▸ STATED EXERCISE
Print all the entries verbatim.

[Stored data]

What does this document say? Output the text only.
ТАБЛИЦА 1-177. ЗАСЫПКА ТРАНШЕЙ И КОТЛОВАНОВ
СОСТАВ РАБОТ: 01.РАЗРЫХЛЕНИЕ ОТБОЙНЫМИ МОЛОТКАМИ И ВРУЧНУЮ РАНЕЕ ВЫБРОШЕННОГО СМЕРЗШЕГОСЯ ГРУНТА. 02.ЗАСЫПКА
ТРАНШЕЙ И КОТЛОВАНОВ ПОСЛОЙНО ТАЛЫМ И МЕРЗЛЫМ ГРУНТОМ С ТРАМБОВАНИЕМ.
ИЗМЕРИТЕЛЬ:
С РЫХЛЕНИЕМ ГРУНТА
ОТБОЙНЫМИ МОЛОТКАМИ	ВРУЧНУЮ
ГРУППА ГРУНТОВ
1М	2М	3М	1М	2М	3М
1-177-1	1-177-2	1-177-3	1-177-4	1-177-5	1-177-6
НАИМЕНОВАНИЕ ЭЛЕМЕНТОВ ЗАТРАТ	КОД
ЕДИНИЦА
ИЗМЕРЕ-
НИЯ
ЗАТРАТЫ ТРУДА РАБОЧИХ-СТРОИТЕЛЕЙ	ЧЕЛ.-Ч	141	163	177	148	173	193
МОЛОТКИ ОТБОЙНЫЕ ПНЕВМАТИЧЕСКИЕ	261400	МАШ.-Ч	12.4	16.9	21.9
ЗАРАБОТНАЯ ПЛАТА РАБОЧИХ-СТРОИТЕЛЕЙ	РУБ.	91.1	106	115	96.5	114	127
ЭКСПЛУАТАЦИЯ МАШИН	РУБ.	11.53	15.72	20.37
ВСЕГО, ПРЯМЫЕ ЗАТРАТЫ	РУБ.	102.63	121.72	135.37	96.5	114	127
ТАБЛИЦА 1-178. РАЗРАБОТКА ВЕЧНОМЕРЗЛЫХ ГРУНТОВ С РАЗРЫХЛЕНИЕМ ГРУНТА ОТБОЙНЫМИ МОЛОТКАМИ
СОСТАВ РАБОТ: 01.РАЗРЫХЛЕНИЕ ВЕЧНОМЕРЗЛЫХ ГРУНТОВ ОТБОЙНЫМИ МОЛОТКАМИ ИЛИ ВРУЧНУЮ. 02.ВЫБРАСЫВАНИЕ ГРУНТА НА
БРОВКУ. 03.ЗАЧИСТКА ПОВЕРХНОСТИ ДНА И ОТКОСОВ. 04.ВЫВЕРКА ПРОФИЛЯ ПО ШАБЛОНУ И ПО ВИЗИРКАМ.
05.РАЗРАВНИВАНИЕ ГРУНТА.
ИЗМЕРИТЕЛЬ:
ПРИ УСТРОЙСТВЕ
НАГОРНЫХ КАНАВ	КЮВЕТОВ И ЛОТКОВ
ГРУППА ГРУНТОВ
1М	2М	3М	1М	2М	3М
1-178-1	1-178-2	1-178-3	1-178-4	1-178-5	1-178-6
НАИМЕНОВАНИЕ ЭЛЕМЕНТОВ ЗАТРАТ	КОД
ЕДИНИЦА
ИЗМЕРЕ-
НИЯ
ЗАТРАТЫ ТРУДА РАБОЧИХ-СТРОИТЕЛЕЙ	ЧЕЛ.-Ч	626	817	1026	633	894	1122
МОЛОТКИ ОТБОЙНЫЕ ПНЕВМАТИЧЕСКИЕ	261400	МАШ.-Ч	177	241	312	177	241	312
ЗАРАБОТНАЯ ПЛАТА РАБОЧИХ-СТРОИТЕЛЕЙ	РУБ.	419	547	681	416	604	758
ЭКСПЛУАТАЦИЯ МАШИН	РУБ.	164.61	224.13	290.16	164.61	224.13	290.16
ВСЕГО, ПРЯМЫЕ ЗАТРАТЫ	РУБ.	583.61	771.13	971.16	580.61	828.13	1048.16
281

▸ ANSWER FOR THE TASK
What does this document say? Output the text only.
ТАБЛИЦА 1-177. ЗАСЫПКА ТРАНШЕЙ И КОТЛОВАНОВ
СОСТАВ РАБОТ: 01.РАЗРЫХЛЕНИЕ ОТБОЙНЫМИ МОЛОТКАМИ И ВРУЧНУЮ РАНЕЕ ВЫБРОШЕННОГО СМЕРЗШЕГОСЯ ГРУНТА. 02.ЗАСЫПКА
ТРАНШЕЙ И КОТЛОВАНОВ ПОСЛОЙНО ТАЛЫМ И МЕРЗЛЫМ ГРУНТОМ С ТРАМБОВАНИЕМ.
ИЗМЕРИТЕЛЬ:
С РЫХЛЕНИЕМ ГРУНТА
ОТБОЙНЫМИ МОЛОТКАМИ	ВРУЧНУЮ
ГРУППА ГРУНТОВ
1М	2М	3М	1М	2М	3М
1-177-1	1-177-2	1-177-3	1-177-4	1-177-5	1-177-6
НАИМЕНОВАНИЕ ЭЛЕМЕНТОВ ЗАТРАТ	КОД
ЕДИНИЦА
ИЗМЕРЕ-
НИЯ
ЗАТРАТЫ ТРУДА РАБОЧИХ-СТРОИТЕЛЕЙ	ЧЕЛ.-Ч	141	163	177	148	173	193
МОЛОТКИ ОТБОЙНЫЕ ПНЕВМАТИЧЕСКИЕ	261400	МАШ.-Ч	12.4	16.9	21.9
ЗАРАБОТНАЯ ПЛАТА РАБОЧИХ-СТРОИТЕЛЕЙ	РУБ.	91.1	106	115	96.5	114	127
ЭКСПЛУАТАЦИЯ МАШИН	РУБ.	11.53	15.72	20.37
ВСЕГО, ПРЯМЫЕ ЗАТРАТЫ	РУБ.	102.63	121.72	135.37	96.5	114	127
ТАБЛИЦА 1-178. РАЗРАБОТКА ВЕЧНОМЕРЗЛЫХ ГРУНТОВ С РАЗРЫХЛЕНИЕМ ГРУНТА ОТБОЙНЫМИ МОЛОТКАМИ
СОСТАВ РАБОТ: 01.РАЗРЫХЛЕНИЕ ВЕЧНОМЕРЗЛЫХ ГРУНТОВ ОТБОЙНЫМИ МОЛОТКАМИ ИЛИ ВРУЧНУЮ. 02.ВЫБРАСЫВАНИЕ ГРУНТА НА
БРОВКУ. 03.ЗАЧИСТКА ПОВЕРХНОСТИ ДНА И ОТКОСОВ. 04.ВЫВЕРКА ПРОФИЛЯ ПО ШАБЛОНУ И ПО ВИЗИРКАМ.
05.РАЗРАВНИВАНИЕ ГРУНТА.
ИЗМЕРИТЕЛЬ:
ПРИ УСТРОЙСТВЕ
НАГОРНЫХ КАНАВ	КЮВЕТОВ И ЛОТКОВ
ГРУППА ГРУНТОВ
1М	2М	3М	1М	2М	3М
1-178-1	1-178-2	1-178-3	1-178-4	1-178-5	1-178-6
НАИМЕНОВАНИЕ ЭЛЕМЕНТОВ ЗАТРАТ	КОД
ЕДИНИЦА
ИЗМЕРЕ-
НИЯ
ЗАТРАТЫ ТРУДА РАБОЧИХ-СТРОИТЕЛЕЙ	ЧЕЛ.-Ч	626	817	1026	633	894	1122
МОЛОТКИ ОТБОЙНЫЕ ПНЕВМАТИЧЕСКИЕ	261400	МАШ.-Ч	177	241	312	177	241	312
ЗАРАБОТНАЯ ПЛАТА РАБОЧИХ-СТРОИТЕЛЕЙ	РУБ.	419	547	681	416	604	758
ЭКСПЛУАТАЦИЯ МАШИН	РУБ.	164.61	224.13	290.16	164.61	224.13	290.16
ВСЕГО, ПРЯМЫЕ ЗАТРАТЫ	РУБ.	583.61	771.13	971.16	580.61	828.13	1048.16
281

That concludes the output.